Make an exact copy of all the entries, with the pictures left out.

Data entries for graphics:
»»
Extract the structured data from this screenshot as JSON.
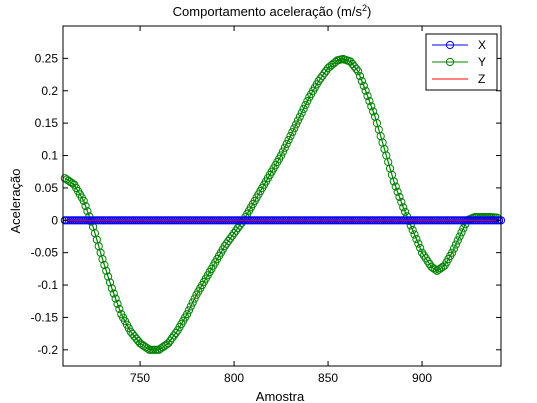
{
  "chart_data": {
    "type": "line",
    "title": "Comportamento aceleração (m/s",
    "title_sup": "2",
    "title_close": ")",
    "xlabel": "Amostra",
    "ylabel": "Aceleração",
    "xlim": [
      709,
      942
    ],
    "ylim": [
      -0.225,
      0.3
    ],
    "x_ticks": [
      750,
      800,
      850,
      900
    ],
    "x_tick_labels": [
      "750",
      "800",
      "850",
      "900"
    ],
    "y_ticks": [
      0.25,
      0.2,
      0.15,
      0.1,
      0.05,
      0,
      -0.05,
      -0.1,
      -0.15,
      -0.2
    ],
    "y_tick_labels": [
      "0.25",
      "0.2",
      "0.15",
      "0.1",
      "0.05",
      "0",
      "-0.05",
      "-0.1",
      "-0.15",
      "-0.2"
    ],
    "grid": false,
    "legend_position": "top-right",
    "series": [
      {
        "name": "X",
        "color": "#0000ff",
        "marker": "circle",
        "line": true,
        "points": [
          [
            710,
            0.0
          ],
          [
            942,
            0.0
          ]
        ]
      },
      {
        "name": "Y",
        "color": "#008000",
        "marker": "circle",
        "line": true,
        "points": [
          [
            710,
            0.065
          ],
          [
            715,
            0.055
          ],
          [
            720,
            0.03
          ],
          [
            725,
            -0.01
          ],
          [
            730,
            -0.06
          ],
          [
            735,
            -0.105
          ],
          [
            740,
            -0.145
          ],
          [
            745,
            -0.172
          ],
          [
            750,
            -0.19
          ],
          [
            755,
            -0.2
          ],
          [
            760,
            -0.2
          ],
          [
            765,
            -0.19
          ],
          [
            770,
            -0.17
          ],
          [
            775,
            -0.145
          ],
          [
            780,
            -0.115
          ],
          [
            785,
            -0.09
          ],
          [
            790,
            -0.065
          ],
          [
            795,
            -0.04
          ],
          [
            800,
            -0.02
          ],
          [
            805,
            0.0
          ],
          [
            810,
            0.025
          ],
          [
            815,
            0.05
          ],
          [
            820,
            0.075
          ],
          [
            825,
            0.1
          ],
          [
            830,
            0.13
          ],
          [
            835,
            0.16
          ],
          [
            840,
            0.19
          ],
          [
            845,
            0.215
          ],
          [
            850,
            0.235
          ],
          [
            855,
            0.247
          ],
          [
            858,
            0.249
          ],
          [
            862,
            0.245
          ],
          [
            866,
            0.23
          ],
          [
            870,
            0.2
          ],
          [
            875,
            0.16
          ],
          [
            880,
            0.11
          ],
          [
            885,
            0.06
          ],
          [
            890,
            0.02
          ],
          [
            895,
            -0.015
          ],
          [
            900,
            -0.05
          ],
          [
            905,
            -0.072
          ],
          [
            908,
            -0.078
          ],
          [
            912,
            -0.07
          ],
          [
            916,
            -0.05
          ],
          [
            920,
            -0.025
          ],
          [
            924,
            0.0
          ],
          [
            928,
            0.005
          ],
          [
            932,
            0.005
          ],
          [
            936,
            0.005
          ],
          [
            940,
            0.004
          ]
        ]
      },
      {
        "name": "Z",
        "color": "#ff0000",
        "marker": "none",
        "line": true,
        "points": [
          [
            710,
            0.0
          ],
          [
            942,
            0.0
          ]
        ]
      }
    ]
  }
}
««
RESPONSE TO THE EXERCISE:
Extract the structured data from this screenshot as JSON.
{
  "chart_data": {
    "type": "line",
    "title": "Comportamento aceleração (m/s",
    "title_sup": "2",
    "title_close": ")",
    "xlabel": "Amostra",
    "ylabel": "Aceleração",
    "xlim": [
      709,
      942
    ],
    "ylim": [
      -0.225,
      0.3
    ],
    "x_ticks": [
      750,
      800,
      850,
      900
    ],
    "x_tick_labels": [
      "750",
      "800",
      "850",
      "900"
    ],
    "y_ticks": [
      0.25,
      0.2,
      0.15,
      0.1,
      0.05,
      0,
      -0.05,
      -0.1,
      -0.15,
      -0.2
    ],
    "y_tick_labels": [
      "0.25",
      "0.2",
      "0.15",
      "0.1",
      "0.05",
      "0",
      "-0.05",
      "-0.1",
      "-0.15",
      "-0.2"
    ],
    "grid": false,
    "legend_position": "top-right",
    "series": [
      {
        "name": "X",
        "color": "#0000ff",
        "marker": "circle",
        "line": true,
        "points": [
          [
            710,
            0.0
          ],
          [
            942,
            0.0
          ]
        ]
      },
      {
        "name": "Y",
        "color": "#008000",
        "marker": "circle",
        "line": true,
        "points": [
          [
            710,
            0.065
          ],
          [
            715,
            0.055
          ],
          [
            720,
            0.03
          ],
          [
            725,
            -0.01
          ],
          [
            730,
            -0.06
          ],
          [
            735,
            -0.105
          ],
          [
            740,
            -0.145
          ],
          [
            745,
            -0.172
          ],
          [
            750,
            -0.19
          ],
          [
            755,
            -0.2
          ],
          [
            760,
            -0.2
          ],
          [
            765,
            -0.19
          ],
          [
            770,
            -0.17
          ],
          [
            775,
            -0.145
          ],
          [
            780,
            -0.115
          ],
          [
            785,
            -0.09
          ],
          [
            790,
            -0.065
          ],
          [
            795,
            -0.04
          ],
          [
            800,
            -0.02
          ],
          [
            805,
            0.0
          ],
          [
            810,
            0.025
          ],
          [
            815,
            0.05
          ],
          [
            820,
            0.075
          ],
          [
            825,
            0.1
          ],
          [
            830,
            0.13
          ],
          [
            835,
            0.16
          ],
          [
            840,
            0.19
          ],
          [
            845,
            0.215
          ],
          [
            850,
            0.235
          ],
          [
            855,
            0.247
          ],
          [
            858,
            0.249
          ],
          [
            862,
            0.245
          ],
          [
            866,
            0.23
          ],
          [
            870,
            0.2
          ],
          [
            875,
            0.16
          ],
          [
            880,
            0.11
          ],
          [
            885,
            0.06
          ],
          [
            890,
            0.02
          ],
          [
            895,
            -0.015
          ],
          [
            900,
            -0.05
          ],
          [
            905,
            -0.072
          ],
          [
            908,
            -0.078
          ],
          [
            912,
            -0.07
          ],
          [
            916,
            -0.05
          ],
          [
            920,
            -0.025
          ],
          [
            924,
            0.0
          ],
          [
            928,
            0.005
          ],
          [
            932,
            0.005
          ],
          [
            936,
            0.005
          ],
          [
            940,
            0.004
          ]
        ]
      },
      {
        "name": "Z",
        "color": "#ff0000",
        "marker": "none",
        "line": true,
        "points": [
          [
            710,
            0.0
          ],
          [
            942,
            0.0
          ]
        ]
      }
    ]
  }
}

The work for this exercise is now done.